Rows from a dataset
..........

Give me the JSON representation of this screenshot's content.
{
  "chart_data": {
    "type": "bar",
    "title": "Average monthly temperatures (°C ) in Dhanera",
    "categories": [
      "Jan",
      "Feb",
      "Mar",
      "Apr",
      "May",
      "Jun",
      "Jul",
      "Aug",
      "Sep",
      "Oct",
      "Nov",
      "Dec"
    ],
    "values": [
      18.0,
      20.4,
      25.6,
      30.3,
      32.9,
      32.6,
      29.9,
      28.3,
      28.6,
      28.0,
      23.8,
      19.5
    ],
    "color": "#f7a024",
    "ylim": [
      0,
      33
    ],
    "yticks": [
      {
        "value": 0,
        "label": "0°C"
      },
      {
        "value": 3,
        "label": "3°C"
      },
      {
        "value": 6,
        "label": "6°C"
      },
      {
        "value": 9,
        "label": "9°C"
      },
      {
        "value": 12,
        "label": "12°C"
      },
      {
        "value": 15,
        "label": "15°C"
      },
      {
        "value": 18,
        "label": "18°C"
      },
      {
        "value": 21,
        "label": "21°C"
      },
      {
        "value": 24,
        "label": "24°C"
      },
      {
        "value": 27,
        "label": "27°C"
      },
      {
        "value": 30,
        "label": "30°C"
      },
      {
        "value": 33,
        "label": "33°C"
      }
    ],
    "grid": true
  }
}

..........

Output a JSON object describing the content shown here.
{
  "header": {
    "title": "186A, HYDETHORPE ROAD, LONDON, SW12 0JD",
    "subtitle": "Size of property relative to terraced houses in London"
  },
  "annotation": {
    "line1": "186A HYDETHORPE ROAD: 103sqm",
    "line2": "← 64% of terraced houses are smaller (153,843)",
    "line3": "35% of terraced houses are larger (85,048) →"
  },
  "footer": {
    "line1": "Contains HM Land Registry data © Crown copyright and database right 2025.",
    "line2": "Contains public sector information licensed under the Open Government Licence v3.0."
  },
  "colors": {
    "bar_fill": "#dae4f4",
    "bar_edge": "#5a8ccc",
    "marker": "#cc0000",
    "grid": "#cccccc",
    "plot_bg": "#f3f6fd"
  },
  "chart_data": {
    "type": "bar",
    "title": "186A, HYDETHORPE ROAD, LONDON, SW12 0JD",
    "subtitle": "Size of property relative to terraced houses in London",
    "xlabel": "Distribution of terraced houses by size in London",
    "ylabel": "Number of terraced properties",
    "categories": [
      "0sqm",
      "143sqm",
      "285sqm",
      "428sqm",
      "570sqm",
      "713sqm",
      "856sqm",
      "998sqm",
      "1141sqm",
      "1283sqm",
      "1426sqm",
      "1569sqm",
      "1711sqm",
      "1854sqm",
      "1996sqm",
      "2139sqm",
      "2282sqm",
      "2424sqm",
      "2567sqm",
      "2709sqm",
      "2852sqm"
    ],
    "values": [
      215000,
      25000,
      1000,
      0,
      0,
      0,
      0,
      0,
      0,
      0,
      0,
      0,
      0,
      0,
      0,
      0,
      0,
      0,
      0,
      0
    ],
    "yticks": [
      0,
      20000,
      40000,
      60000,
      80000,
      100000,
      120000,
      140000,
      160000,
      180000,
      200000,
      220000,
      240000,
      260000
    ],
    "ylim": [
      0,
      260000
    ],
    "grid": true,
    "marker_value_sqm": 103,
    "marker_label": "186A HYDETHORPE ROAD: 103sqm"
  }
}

..........

What to do -> Gather and return every line that holds the string "relative".

Exercise result ->
    "subtitle": "Size of property relative to terraced houses in London"
    "subtitle": "Size of property relative to terraced houses in London",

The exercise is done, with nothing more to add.